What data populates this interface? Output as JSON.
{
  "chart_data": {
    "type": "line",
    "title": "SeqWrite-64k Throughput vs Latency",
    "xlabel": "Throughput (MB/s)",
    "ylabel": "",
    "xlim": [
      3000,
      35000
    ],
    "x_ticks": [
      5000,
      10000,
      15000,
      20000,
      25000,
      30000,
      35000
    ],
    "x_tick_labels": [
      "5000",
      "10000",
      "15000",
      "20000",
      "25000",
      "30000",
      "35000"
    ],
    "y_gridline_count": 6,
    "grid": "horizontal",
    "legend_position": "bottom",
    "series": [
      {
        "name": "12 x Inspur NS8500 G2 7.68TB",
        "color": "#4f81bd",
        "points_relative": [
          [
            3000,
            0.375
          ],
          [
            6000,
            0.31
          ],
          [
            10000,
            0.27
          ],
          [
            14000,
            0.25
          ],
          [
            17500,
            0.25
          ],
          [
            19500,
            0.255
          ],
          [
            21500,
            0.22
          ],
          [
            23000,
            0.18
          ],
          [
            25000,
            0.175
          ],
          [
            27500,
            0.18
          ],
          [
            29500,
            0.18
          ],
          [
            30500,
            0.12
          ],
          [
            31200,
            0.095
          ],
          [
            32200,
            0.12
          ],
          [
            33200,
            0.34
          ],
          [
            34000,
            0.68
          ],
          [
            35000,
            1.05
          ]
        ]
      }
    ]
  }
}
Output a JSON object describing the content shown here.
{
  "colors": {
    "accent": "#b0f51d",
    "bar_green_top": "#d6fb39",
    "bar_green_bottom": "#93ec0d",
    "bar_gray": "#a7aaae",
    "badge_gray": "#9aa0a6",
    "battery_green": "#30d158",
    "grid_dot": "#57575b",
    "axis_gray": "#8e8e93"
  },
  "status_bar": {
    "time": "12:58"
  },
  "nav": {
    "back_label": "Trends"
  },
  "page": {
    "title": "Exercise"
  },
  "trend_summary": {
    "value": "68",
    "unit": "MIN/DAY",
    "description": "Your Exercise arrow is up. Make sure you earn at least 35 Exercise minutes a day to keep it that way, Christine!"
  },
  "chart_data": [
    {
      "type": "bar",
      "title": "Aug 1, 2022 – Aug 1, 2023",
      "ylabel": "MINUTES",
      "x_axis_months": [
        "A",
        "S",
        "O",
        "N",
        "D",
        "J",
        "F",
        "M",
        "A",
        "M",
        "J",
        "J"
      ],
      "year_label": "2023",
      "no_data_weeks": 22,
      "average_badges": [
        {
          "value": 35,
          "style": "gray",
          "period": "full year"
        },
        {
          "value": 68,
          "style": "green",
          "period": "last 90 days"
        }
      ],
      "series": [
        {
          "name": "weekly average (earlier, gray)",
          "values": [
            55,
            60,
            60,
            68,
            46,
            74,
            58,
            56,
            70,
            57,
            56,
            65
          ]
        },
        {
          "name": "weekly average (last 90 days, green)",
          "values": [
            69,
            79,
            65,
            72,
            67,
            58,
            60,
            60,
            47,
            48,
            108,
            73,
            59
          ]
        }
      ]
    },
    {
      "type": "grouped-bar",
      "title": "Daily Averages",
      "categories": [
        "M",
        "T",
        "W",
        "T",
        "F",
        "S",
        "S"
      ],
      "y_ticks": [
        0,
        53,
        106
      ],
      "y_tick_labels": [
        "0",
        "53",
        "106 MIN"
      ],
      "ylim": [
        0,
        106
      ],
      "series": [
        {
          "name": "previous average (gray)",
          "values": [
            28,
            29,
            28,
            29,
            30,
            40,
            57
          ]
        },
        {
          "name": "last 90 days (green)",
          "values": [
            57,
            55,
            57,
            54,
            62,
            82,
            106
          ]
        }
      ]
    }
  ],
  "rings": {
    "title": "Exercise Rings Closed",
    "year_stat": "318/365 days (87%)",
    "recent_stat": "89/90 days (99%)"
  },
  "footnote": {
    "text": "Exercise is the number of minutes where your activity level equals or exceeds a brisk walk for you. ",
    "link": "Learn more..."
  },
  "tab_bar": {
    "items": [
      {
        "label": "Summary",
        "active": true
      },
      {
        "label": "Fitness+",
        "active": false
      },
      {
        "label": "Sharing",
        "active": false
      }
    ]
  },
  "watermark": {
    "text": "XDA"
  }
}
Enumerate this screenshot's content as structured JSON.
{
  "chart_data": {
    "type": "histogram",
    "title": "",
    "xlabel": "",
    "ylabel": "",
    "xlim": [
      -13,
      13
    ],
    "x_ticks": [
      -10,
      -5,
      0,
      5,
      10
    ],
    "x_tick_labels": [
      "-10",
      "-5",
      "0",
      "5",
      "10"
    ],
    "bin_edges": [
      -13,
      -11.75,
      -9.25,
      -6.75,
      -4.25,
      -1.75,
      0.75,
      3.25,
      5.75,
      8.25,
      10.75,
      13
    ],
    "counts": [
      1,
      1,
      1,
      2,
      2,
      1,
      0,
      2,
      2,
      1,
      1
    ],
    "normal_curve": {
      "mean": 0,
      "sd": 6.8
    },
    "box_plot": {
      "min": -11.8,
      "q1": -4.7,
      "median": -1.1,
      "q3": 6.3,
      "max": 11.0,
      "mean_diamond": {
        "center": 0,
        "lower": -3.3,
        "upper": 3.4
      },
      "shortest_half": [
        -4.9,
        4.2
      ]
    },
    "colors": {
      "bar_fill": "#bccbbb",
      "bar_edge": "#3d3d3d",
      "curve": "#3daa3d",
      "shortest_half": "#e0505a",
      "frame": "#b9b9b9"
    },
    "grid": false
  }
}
- - - - - - -
Take the material above and return all of it exactly.

What data populates this interface? Output as JSON.
{
  "chart_data": {
    "type": "line",
    "title": "SeqWrite-64k Throughput vs Latency",
    "xlabel": "Throughput (MB/s)",
    "ylabel": "",
    "xlim": [
      3000,
      35000
    ],
    "x_ticks": [
      5000,
      10000,
      15000,
      20000,
      25000,
      30000,
      35000
    ],
    "x_tick_labels": [
      "5000",
      "10000",
      "15000",
      "20000",
      "25000",
      "30000",
      "35000"
    ],
    "y_gridline_count": 6,
    "grid": "horizontal",
    "legend_position": "bottom",
    "series": [
      {
        "name": "12 x Inspur NS8500 G2 7.68TB",
        "color": "#4f81bd",
        "points_relative": [
          [
            3000,
            0.375
          ],
          [
            6000,
            0.31
          ],
          [
            10000,
            0.27
          ],
          [
            14000,
            0.25
          ],
          [
            17500,
            0.25
          ],
          [
            19500,
            0.255
          ],
          [
            21500,
            0.22
          ],
          [
            23000,
            0.18
          ],
          [
            25000,
            0.175
          ],
          [
            27500,
            0.18
          ],
          [
            29500,
            0.18
          ],
          [
            30500,
            0.12
          ],
          [
            31200,
            0.095
          ],
          [
            32200,
            0.12
          ],
          [
            33200,
            0.34
          ],
          [
            34000,
            0.68
          ],
          [
            35000,
            1.05
          ]
        ]
      }
    ]
  }
}
Output a JSON object describing the content shown here.
{
  "colors": {
    "accent": "#b0f51d",
    "bar_green_top": "#d6fb39",
    "bar_green_bottom": "#93ec0d",
    "bar_gray": "#a7aaae",
    "badge_gray": "#9aa0a6",
    "battery_green": "#30d158",
    "grid_dot": "#57575b",
    "axis_gray": "#8e8e93"
  },
  "status_bar": {
    "time": "12:58"
  },
  "nav": {
    "back_label": "Trends"
  },
  "page": {
    "title": "Exercise"
  },
  "trend_summary": {
    "value": "68",
    "unit": "MIN/DAY",
    "description": "Your Exercise arrow is up. Make sure you earn at least 35 Exercise minutes a day to keep it that way, Christine!"
  },
  "chart_data": [
    {
      "type": "bar",
      "title": "Aug 1, 2022 – Aug 1, 2023",
      "ylabel": "MINUTES",
      "x_axis_months": [
        "A",
        "S",
        "O",
        "N",
        "D",
        "J",
        "F",
        "M",
        "A",
        "M",
        "J",
        "J"
      ],
      "year_label": "2023",
      "no_data_weeks": 22,
      "average_badges": [
        {
          "value": 35,
          "style": "gray",
          "period": "full year"
        },
        {
          "value": 68,
          "style": "green",
          "period": "last 90 days"
        }
      ],
      "series": [
        {
          "name": "weekly average (earlier, gray)",
          "values": [
            55,
            60,
            60,
            68,
            46,
            74,
            58,
            56,
            70,
            57,
            56,
            65
          ]
        },
        {
          "name": "weekly average (last 90 days, green)",
          "values": [
            69,
            79,
            65,
            72,
            67,
            58,
            60,
            60,
            47,
            48,
            108,
            73,
            59
          ]
        }
      ]
    },
    {
      "type": "grouped-bar",
      "title": "Daily Averages",
      "categories": [
        "M",
        "T",
        "W",
        "T",
        "F",
        "S",
        "S"
      ],
      "y_ticks": [
        0,
        53,
        106
      ],
      "y_tick_labels": [
        "0",
        "53",
        "106 MIN"
      ],
      "ylim": [
        0,
        106
      ],
      "series": [
        {
          "name": "previous average (gray)",
          "values": [
            28,
            29,
            28,
            29,
            30,
            40,
            57
          ]
        },
        {
          "name": "last 90 days (green)",
          "values": [
            57,
            55,
            57,
            54,
            62,
            82,
            106
          ]
        }
      ]
    }
  ],
  "rings": {
    "title": "Exercise Rings Closed",
    "year_stat": "318/365 days (87%)",
    "recent_stat": "89/90 days (99%)"
  },
  "footnote": {
    "text": "Exercise is the number of minutes where your activity level equals or exceeds a brisk walk for you. ",
    "link": "Learn more..."
  },
  "tab_bar": {
    "items": [
      {
        "label": "Summary",
        "active": true
      },
      {
        "label": "Fitness+",
        "active": false
      },
      {
        "label": "Sharing",
        "active": false
      }
    ]
  },
  "watermark": {
    "text": "XDA"
  }
}
Enumerate this screenshot's content as structured JSON.
{
  "chart_data": {
    "type": "histogram",
    "title": "",
    "xlabel": "",
    "ylabel": "",
    "xlim": [
      -13,
      13
    ],
    "x_ticks": [
      -10,
      -5,
      0,
      5,
      10
    ],
    "x_tick_labels": [
      "-10",
      "-5",
      "0",
      "5",
      "10"
    ],
    "bin_edges": [
      -13,
      -11.75,
      -9.25,
      -6.75,
      -4.25,
      -1.75,
      0.75,
      3.25,
      5.75,
      8.25,
      10.75,
      13
    ],
    "counts": [
      1,
      1,
      1,
      2,
      2,
      1,
      0,
      2,
      2,
      1,
      1
    ],
    "normal_curve": {
      "mean": 0,
      "sd": 6.8
    },
    "box_plot": {
      "min": -11.8,
      "q1": -4.7,
      "median": -1.1,
      "q3": 6.3,
      "max": 11.0,
      "mean_diamond": {
        "center": 0,
        "lower": -3.3,
        "upper": 3.4
      },
      "shortest_half": [
        -4.9,
        4.2
      ]
    },
    "colors": {
      "bar_fill": "#bccbbb",
      "bar_edge": "#3d3d3d",
      "curve": "#3daa3d",
      "shortest_half": "#e0505a",
      "frame": "#b9b9b9"
    },
    "grid": false
  }
}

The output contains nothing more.